- [Exercise task] Set down each record exactly as written.

··· Source records

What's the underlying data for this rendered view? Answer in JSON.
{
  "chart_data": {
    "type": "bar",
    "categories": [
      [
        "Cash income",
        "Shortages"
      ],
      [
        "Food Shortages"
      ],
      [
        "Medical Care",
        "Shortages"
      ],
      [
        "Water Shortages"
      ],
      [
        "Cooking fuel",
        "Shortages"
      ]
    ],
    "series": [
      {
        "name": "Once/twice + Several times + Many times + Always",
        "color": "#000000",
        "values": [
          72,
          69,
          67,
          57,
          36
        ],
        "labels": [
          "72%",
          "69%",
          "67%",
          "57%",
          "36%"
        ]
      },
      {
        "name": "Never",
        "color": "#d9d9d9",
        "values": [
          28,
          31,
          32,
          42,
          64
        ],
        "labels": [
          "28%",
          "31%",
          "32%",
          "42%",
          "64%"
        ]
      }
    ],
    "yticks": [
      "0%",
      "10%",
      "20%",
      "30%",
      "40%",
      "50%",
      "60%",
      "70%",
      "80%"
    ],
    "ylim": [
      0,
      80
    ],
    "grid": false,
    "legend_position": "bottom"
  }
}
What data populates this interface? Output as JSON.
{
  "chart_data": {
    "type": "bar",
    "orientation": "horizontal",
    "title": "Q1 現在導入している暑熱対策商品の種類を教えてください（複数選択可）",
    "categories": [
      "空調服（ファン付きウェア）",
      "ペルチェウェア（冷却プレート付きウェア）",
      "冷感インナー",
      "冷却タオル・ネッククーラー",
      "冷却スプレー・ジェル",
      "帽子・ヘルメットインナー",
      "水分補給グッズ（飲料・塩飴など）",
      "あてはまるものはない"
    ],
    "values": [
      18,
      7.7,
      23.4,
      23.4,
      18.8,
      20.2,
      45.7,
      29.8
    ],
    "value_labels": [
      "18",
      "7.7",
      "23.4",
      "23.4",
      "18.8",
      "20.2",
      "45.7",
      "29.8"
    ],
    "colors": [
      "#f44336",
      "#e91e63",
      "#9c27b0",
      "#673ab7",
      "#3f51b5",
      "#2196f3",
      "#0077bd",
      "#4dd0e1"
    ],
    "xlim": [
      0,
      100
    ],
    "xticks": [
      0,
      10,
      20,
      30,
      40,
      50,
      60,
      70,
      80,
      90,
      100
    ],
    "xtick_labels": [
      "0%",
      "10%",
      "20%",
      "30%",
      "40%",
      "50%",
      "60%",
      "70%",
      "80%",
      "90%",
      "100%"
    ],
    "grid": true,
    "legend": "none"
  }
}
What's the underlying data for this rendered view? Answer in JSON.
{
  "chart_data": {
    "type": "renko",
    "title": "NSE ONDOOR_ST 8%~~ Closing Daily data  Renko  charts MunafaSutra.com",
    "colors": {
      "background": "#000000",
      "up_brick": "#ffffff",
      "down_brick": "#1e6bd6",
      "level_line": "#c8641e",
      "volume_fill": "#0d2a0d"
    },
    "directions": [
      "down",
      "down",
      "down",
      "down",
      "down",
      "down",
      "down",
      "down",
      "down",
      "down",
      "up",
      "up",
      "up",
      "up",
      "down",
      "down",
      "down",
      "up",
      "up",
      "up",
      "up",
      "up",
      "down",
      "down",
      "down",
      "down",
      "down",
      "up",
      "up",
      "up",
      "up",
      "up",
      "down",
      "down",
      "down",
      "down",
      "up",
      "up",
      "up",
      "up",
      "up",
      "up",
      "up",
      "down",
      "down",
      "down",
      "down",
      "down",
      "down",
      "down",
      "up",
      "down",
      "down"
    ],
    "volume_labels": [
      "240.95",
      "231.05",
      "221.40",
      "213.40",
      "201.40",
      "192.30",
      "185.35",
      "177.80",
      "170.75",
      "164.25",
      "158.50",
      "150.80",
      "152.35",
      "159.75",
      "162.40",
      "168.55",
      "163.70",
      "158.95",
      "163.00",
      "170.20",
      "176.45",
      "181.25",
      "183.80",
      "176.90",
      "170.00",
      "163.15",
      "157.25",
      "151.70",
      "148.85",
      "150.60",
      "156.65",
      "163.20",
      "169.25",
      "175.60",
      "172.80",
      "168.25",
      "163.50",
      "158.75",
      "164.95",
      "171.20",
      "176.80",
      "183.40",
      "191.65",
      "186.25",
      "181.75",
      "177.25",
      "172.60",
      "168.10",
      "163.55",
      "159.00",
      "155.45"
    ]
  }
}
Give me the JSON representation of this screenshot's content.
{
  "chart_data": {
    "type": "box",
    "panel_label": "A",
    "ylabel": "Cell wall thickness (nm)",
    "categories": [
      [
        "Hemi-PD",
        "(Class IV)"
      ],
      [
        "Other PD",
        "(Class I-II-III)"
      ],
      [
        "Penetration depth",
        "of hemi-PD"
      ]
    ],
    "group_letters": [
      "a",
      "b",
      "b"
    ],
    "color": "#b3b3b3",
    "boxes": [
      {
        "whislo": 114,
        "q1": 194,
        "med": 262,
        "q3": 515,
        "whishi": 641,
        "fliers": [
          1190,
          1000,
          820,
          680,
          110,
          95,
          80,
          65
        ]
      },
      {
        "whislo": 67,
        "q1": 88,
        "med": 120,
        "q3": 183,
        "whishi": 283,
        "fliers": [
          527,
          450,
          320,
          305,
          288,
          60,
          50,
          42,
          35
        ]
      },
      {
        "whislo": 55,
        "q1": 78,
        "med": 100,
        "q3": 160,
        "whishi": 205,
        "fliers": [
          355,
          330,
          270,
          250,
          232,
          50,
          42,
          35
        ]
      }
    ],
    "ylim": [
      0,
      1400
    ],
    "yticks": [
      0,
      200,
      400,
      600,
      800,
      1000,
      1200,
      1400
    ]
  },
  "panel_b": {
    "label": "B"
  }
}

······

- [Exercise output]
What's the underlying data for this rendered view? Answer in JSON.
{
  "chart_data": {
    "type": "bar",
    "categories": [
      [
        "Cash income",
        "Shortages"
      ],
      [
        "Food Shortages"
      ],
      [
        "Medical Care",
        "Shortages"
      ],
      [
        "Water Shortages"
      ],
      [
        "Cooking fuel",
        "Shortages"
      ]
    ],
    "series": [
      {
        "name": "Once/twice + Several times + Many times + Always",
        "color": "#000000",
        "values": [
          72,
          69,
          67,
          57,
          36
        ],
        "labels": [
          "72%",
          "69%",
          "67%",
          "57%",
          "36%"
        ]
      },
      {
        "name": "Never",
        "color": "#d9d9d9",
        "values": [
          28,
          31,
          32,
          42,
          64
        ],
        "labels": [
          "28%",
          "31%",
          "32%",
          "42%",
          "64%"
        ]
      }
    ],
    "yticks": [
      "0%",
      "10%",
      "20%",
      "30%",
      "40%",
      "50%",
      "60%",
      "70%",
      "80%"
    ],
    "ylim": [
      0,
      80
    ],
    "grid": false,
    "legend_position": "bottom"
  }
}
What data populates this interface? Output as JSON.
{
  "chart_data": {
    "type": "bar",
    "orientation": "horizontal",
    "title": "Q1 現在導入している暑熱対策商品の種類を教えてください（複数選択可）",
    "categories": [
      "空調服（ファン付きウェア）",
      "ペルチェウェア（冷却プレート付きウェア）",
      "冷感インナー",
      "冷却タオル・ネッククーラー",
      "冷却スプレー・ジェル",
      "帽子・ヘルメットインナー",
      "水分補給グッズ（飲料・塩飴など）",
      "あてはまるものはない"
    ],
    "values": [
      18,
      7.7,
      23.4,
      23.4,
      18.8,
      20.2,
      45.7,
      29.8
    ],
    "value_labels": [
      "18",
      "7.7",
      "23.4",
      "23.4",
      "18.8",
      "20.2",
      "45.7",
      "29.8"
    ],
    "colors": [
      "#f44336",
      "#e91e63",
      "#9c27b0",
      "#673ab7",
      "#3f51b5",
      "#2196f3",
      "#0077bd",
      "#4dd0e1"
    ],
    "xlim": [
      0,
      100
    ],
    "xticks": [
      0,
      10,
      20,
      30,
      40,
      50,
      60,
      70,
      80,
      90,
      100
    ],
    "xtick_labels": [
      "0%",
      "10%",
      "20%",
      "30%",
      "40%",
      "50%",
      "60%",
      "70%",
      "80%",
      "90%",
      "100%"
    ],
    "grid": true,
    "legend": "none"
  }
}
What's the underlying data for this rendered view? Answer in JSON.
{
  "chart_data": {
    "type": "renko",
    "title": "NSE ONDOOR_ST 8%~~ Closing Daily data  Renko  charts MunafaSutra.com",
    "colors": {
      "background": "#000000",
      "up_brick": "#ffffff",
      "down_brick": "#1e6bd6",
      "level_line": "#c8641e",
      "volume_fill": "#0d2a0d"
    },
    "directions": [
      "down",
      "down",
      "down",
      "down",
      "down",
      "down",
      "down",
      "down",
      "down",
      "down",
      "up",
      "up",
      "up",
      "up",
      "down",
      "down",
      "down",
      "up",
      "up",
      "up",
      "up",
      "up",
      "down",
      "down",
      "down",
      "down",
      "down",
      "up",
      "up",
      "up",
      "up",
      "up",
      "down",
      "down",
      "down",
      "down",
      "up",
      "up",
      "up",
      "up",
      "up",
      "up",
      "up",
      "down",
      "down",
      "down",
      "down",
      "down",
      "down",
      "down",
      "up",
      "down",
      "down"
    ],
    "volume_labels": [
      "240.95",
      "231.05",
      "221.40",
      "213.40",
      "201.40",
      "192.30",
      "185.35",
      "177.80",
      "170.75",
      "164.25",
      "158.50",
      "150.80",
      "152.35",
      "159.75",
      "162.40",
      "168.55",
      "163.70",
      "158.95",
      "163.00",
      "170.20",
      "176.45",
      "181.25",
      "183.80",
      "176.90",
      "170.00",
      "163.15",
      "157.25",
      "151.70",
      "148.85",
      "150.60",
      "156.65",
      "163.20",
      "169.25",
      "175.60",
      "172.80",
      "168.25",
      "163.50",
      "158.75",
      "164.95",
      "171.20",
      "176.80",
      "183.40",
      "191.65",
      "186.25",
      "181.75",
      "177.25",
      "172.60",
      "168.10",
      "163.55",
      "159.00",
      "155.45"
    ]
  }
}
Give me the JSON representation of this screenshot's content.
{
  "chart_data": {
    "type": "box",
    "panel_label": "A",
    "ylabel": "Cell wall thickness (nm)",
    "categories": [
      [
        "Hemi-PD",
        "(Class IV)"
      ],
      [
        "Other PD",
        "(Class I-II-III)"
      ],
      [
        "Penetration depth",
        "of hemi-PD"
      ]
    ],
    "group_letters": [
      "a",
      "b",
      "b"
    ],
    "color": "#b3b3b3",
    "boxes": [
      {
        "whislo": 114,
        "q1": 194,
        "med": 262,
        "q3": 515,
        "whishi": 641,
        "fliers": [
          1190,
          1000,
          820,
          680,
          110,
          95,
          80,
          65
        ]
      },
      {
        "whislo": 67,
        "q1": 88,
        "med": 120,
        "q3": 183,
        "whishi": 283,
        "fliers": [
          527,
          450,
          320,
          305,
          288,
          60,
          50,
          42,
          35
        ]
      },
      {
        "whislo": 55,
        "q1": 78,
        "med": 100,
        "q3": 160,
        "whishi": 205,
        "fliers": [
          355,
          330,
          270,
          250,
          232,
          50,
          42,
          35
        ]
      }
    ],
    "ylim": [
      0,
      1400
    ],
    "yticks": [
      0,
      200,
      400,
      600,
      800,
      1000,
      1200,
      1400
    ]
  },
  "panel_b": {
    "label": "B"
  }
}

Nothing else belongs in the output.